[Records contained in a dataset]
*-*-*

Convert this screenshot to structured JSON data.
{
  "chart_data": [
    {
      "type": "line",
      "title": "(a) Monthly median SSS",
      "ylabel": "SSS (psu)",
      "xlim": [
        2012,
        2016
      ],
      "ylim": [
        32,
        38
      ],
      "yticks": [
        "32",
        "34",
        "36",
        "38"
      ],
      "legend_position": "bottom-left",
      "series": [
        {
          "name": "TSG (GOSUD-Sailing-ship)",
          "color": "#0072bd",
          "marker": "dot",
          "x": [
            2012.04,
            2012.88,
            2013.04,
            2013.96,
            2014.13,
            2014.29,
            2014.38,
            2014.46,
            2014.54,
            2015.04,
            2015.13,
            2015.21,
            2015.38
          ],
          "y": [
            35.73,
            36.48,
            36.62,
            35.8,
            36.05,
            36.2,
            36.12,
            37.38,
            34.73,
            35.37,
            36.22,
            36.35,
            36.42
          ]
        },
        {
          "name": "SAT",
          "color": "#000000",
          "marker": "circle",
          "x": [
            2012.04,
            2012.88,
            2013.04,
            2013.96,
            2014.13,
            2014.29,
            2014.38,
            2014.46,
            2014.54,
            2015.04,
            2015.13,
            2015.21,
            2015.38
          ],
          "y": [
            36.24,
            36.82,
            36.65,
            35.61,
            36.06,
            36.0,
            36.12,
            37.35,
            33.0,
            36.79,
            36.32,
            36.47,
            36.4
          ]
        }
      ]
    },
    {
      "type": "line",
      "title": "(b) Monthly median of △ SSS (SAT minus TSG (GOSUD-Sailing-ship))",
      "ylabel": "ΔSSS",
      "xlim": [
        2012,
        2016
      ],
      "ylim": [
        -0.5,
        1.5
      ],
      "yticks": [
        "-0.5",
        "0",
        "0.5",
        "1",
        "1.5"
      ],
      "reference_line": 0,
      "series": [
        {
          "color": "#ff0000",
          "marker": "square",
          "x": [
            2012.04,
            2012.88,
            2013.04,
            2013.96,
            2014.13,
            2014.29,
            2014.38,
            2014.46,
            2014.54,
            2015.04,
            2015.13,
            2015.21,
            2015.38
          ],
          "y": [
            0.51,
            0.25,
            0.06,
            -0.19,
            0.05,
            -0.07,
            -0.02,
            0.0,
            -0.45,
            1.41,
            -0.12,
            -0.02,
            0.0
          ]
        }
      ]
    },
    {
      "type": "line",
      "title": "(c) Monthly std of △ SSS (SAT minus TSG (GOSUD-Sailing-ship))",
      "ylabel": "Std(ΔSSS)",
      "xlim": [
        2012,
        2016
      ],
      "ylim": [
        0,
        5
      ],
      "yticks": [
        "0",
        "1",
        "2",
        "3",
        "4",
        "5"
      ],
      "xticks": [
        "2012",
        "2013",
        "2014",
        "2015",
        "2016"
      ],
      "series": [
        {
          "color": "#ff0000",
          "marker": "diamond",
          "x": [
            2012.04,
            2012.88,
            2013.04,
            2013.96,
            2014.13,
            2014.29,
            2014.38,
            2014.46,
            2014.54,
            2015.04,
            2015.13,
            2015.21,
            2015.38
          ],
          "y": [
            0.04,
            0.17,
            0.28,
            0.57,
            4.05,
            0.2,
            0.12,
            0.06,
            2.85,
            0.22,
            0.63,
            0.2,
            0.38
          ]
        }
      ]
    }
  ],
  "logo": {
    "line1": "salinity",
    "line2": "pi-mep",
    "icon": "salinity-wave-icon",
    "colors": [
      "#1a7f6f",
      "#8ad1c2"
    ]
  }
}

*-*-*

— REQUIREMENT —
Check every line of the entries above for the word "Sailing" and report how many lines contain it, giving the number only.

— RESULT —
3